◆ **What you should do**:
Extract all lines in the data that contain the word "detached".

◆ **Material to process**:
•••••
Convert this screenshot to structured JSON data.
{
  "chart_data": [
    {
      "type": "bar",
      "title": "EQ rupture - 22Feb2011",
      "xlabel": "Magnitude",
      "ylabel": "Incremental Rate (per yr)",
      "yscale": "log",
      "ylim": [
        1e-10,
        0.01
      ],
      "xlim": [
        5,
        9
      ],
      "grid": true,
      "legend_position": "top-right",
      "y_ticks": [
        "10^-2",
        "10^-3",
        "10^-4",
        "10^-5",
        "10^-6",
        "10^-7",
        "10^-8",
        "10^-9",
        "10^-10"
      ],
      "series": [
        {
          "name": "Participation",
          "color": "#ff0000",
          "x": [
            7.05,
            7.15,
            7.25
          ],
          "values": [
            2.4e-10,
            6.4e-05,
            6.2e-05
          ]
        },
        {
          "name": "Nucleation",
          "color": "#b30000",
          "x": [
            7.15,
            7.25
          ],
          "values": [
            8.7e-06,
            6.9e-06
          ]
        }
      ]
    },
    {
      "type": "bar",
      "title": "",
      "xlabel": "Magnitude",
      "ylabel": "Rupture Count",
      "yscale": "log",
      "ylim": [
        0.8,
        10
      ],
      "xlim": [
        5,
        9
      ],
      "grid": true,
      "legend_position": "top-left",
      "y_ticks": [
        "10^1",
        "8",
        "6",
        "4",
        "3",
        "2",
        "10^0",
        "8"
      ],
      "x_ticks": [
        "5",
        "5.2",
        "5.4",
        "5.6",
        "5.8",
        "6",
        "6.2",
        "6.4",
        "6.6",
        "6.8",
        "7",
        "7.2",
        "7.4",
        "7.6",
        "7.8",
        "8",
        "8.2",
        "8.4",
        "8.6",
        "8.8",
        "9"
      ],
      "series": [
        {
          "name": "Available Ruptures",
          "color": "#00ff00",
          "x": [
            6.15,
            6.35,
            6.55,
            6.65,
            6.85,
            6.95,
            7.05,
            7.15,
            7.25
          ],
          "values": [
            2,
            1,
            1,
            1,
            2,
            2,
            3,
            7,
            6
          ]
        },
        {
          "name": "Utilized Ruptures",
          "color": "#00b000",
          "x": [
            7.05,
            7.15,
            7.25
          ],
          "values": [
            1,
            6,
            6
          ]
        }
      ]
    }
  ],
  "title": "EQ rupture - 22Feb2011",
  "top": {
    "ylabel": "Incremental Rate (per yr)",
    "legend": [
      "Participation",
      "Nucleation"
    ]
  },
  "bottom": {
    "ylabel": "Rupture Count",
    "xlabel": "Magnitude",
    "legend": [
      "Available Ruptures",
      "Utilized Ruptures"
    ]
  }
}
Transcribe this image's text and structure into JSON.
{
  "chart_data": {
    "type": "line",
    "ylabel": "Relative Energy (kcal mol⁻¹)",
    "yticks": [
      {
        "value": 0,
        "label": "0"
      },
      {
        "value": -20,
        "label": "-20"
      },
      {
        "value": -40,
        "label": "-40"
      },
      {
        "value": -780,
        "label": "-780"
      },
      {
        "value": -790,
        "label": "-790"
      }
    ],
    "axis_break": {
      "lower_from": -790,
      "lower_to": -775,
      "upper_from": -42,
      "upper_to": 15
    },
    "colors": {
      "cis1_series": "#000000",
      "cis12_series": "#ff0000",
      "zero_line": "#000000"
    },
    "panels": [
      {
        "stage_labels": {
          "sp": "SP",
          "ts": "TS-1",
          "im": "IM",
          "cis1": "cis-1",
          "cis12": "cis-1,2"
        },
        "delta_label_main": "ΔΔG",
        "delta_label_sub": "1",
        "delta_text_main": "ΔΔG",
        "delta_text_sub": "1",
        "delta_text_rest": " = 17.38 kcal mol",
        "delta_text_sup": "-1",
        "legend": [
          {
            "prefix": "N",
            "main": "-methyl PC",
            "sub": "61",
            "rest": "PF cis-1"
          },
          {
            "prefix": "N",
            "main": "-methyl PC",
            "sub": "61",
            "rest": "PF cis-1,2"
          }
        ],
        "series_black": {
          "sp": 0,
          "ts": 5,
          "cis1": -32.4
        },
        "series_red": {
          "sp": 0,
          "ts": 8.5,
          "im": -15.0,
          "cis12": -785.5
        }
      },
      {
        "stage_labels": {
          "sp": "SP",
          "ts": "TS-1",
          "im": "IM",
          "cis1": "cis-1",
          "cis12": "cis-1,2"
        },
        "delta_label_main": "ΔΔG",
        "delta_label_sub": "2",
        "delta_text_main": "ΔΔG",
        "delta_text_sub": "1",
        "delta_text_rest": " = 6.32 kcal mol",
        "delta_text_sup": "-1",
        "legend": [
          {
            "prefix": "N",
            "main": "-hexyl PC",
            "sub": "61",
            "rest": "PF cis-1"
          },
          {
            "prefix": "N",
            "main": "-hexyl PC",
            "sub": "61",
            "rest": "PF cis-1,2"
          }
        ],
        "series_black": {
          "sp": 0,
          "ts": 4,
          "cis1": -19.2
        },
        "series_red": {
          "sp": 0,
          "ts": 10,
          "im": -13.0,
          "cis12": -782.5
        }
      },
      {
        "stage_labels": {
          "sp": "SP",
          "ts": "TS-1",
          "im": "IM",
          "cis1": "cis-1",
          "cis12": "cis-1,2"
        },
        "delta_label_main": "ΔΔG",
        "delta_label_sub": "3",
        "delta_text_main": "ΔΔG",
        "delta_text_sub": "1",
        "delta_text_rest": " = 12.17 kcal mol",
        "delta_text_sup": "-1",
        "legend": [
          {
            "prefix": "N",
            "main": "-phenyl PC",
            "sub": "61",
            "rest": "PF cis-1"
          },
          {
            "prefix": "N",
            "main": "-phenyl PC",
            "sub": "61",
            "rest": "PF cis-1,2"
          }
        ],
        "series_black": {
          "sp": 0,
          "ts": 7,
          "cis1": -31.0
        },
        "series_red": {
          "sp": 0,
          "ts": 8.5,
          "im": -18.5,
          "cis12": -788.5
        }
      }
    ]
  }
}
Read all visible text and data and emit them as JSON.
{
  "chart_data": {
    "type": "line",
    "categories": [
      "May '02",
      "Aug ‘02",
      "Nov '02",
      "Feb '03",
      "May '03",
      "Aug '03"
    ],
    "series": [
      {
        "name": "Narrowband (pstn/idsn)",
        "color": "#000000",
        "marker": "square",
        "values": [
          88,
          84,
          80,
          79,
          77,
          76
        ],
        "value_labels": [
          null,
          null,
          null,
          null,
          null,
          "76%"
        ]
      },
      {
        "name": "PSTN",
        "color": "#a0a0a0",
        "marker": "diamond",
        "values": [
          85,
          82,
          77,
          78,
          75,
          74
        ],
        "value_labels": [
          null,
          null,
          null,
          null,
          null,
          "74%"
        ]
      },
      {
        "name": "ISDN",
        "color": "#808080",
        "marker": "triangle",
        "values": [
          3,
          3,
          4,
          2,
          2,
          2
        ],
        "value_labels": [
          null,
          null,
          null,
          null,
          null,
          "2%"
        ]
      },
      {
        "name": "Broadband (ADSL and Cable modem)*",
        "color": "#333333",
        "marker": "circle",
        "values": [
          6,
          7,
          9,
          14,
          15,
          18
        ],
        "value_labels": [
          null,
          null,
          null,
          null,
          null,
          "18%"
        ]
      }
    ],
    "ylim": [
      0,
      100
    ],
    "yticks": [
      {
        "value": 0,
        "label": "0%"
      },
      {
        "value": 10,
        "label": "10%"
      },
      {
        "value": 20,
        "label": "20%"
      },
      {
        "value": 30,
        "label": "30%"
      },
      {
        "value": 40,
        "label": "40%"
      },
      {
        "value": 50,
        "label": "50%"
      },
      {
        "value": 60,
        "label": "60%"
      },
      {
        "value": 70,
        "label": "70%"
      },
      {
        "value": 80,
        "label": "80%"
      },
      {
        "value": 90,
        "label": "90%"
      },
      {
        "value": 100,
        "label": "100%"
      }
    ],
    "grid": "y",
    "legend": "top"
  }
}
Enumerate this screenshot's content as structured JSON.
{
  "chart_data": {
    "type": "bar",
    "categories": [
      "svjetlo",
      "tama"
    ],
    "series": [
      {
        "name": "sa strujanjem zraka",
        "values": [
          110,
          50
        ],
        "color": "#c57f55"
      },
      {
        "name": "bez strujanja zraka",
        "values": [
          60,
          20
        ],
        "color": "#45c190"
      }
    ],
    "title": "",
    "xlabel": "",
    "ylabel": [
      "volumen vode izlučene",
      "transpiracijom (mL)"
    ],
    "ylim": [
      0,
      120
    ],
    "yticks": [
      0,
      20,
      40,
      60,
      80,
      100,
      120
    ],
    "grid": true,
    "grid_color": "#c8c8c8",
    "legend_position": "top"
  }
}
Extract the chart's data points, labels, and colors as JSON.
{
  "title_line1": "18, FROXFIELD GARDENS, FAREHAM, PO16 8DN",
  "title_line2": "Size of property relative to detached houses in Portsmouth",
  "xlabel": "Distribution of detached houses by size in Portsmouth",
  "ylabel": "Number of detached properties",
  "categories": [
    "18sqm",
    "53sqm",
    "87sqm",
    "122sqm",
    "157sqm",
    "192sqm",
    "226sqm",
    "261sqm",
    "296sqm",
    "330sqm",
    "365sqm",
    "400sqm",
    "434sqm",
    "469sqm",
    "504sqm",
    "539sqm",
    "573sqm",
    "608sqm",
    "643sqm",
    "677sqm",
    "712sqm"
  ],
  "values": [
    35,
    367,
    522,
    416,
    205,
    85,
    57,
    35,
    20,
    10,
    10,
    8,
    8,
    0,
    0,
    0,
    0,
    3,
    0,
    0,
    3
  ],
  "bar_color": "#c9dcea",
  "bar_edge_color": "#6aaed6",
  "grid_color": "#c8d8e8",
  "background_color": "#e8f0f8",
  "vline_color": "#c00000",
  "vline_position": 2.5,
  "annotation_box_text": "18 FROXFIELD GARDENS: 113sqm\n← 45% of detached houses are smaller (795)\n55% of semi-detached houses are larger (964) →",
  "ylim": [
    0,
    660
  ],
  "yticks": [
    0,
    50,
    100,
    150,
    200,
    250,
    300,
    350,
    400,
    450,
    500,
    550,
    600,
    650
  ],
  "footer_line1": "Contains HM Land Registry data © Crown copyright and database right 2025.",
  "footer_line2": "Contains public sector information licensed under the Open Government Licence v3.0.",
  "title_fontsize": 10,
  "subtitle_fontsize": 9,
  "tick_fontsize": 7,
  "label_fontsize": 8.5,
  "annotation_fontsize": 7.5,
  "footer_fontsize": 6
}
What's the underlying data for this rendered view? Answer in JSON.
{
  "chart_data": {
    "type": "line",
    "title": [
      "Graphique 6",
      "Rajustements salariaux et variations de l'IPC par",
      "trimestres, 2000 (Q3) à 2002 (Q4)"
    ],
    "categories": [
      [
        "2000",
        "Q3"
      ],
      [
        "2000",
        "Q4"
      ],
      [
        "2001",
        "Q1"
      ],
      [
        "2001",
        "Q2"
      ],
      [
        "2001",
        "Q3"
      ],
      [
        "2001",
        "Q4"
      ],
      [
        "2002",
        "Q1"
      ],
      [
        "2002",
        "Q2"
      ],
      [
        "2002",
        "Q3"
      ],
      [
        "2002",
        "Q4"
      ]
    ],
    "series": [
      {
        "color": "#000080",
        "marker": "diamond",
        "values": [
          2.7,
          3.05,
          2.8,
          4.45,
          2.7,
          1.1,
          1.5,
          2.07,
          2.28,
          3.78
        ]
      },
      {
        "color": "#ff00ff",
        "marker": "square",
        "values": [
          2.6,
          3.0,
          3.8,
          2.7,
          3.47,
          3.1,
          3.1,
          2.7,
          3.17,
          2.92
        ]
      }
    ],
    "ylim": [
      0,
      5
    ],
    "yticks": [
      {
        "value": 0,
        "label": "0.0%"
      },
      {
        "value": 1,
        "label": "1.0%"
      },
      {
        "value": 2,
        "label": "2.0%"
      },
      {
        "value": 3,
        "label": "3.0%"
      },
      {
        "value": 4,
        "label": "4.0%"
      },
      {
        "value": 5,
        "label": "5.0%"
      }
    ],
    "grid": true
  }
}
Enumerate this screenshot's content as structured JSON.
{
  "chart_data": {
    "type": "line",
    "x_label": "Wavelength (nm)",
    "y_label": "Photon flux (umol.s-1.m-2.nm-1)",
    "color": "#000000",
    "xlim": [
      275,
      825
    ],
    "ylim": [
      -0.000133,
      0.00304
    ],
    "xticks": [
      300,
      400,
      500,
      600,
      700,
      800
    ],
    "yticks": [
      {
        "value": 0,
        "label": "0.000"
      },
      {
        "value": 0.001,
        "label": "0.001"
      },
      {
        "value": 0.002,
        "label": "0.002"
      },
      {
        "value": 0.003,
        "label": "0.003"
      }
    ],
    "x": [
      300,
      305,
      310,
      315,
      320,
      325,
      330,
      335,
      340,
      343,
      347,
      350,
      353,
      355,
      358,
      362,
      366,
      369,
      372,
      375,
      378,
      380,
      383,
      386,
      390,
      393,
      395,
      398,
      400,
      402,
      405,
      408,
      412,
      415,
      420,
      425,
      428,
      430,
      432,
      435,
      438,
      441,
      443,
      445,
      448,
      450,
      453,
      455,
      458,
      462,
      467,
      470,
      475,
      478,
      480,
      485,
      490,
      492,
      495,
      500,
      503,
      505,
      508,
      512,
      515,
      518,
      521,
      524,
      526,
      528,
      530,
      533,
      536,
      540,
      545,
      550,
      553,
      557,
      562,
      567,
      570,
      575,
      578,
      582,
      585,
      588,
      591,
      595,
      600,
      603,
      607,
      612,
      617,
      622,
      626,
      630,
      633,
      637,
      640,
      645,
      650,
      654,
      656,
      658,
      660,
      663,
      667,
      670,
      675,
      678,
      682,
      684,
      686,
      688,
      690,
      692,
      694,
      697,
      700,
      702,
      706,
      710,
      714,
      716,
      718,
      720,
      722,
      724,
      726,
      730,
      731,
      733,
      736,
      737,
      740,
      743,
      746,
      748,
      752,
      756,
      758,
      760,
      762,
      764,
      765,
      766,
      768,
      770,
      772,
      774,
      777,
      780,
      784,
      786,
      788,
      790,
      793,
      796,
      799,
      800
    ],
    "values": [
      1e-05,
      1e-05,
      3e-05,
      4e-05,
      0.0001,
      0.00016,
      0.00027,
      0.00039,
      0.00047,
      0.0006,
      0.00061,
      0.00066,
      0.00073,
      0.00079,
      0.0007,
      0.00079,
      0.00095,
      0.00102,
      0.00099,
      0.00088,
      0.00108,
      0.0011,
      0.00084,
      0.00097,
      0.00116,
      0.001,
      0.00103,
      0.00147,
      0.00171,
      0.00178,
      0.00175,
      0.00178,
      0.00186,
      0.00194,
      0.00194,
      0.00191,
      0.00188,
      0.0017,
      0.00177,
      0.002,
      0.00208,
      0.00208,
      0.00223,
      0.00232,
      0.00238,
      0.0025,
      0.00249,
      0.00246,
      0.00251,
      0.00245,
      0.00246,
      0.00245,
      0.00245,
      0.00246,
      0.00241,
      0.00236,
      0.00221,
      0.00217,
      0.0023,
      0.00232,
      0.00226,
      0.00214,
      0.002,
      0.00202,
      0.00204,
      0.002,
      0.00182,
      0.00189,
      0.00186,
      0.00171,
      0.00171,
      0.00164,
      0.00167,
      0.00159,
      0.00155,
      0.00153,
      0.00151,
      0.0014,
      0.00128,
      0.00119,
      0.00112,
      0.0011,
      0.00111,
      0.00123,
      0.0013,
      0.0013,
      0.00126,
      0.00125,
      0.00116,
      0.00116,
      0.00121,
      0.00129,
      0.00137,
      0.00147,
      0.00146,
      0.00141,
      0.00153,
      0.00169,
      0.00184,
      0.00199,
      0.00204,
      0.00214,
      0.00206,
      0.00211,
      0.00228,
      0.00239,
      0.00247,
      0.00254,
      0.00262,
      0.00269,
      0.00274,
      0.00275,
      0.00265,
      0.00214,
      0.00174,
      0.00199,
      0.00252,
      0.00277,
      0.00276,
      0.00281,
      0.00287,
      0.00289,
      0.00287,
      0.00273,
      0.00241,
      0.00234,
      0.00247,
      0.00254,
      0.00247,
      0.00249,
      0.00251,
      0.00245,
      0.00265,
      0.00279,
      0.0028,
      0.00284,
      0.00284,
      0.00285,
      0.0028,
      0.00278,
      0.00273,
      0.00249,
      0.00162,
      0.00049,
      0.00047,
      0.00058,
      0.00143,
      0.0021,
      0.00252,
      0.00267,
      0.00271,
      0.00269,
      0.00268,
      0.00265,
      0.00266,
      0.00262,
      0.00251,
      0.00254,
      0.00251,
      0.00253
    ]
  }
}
•••••
◆ **Solution to the exercise**:
  "title_line2": "Size of property relative to detached houses in Portsmouth",
  "xlabel": "Distribution of detached houses by size in Portsmouth",
  "ylabel": "Number of detached properties",
  "annotation_box_text": "18 FROXFIELD GARDENS: 113sqm\n← 45% of detached houses are smaller (795)\n55% of semi-detached houses are larger (964) →",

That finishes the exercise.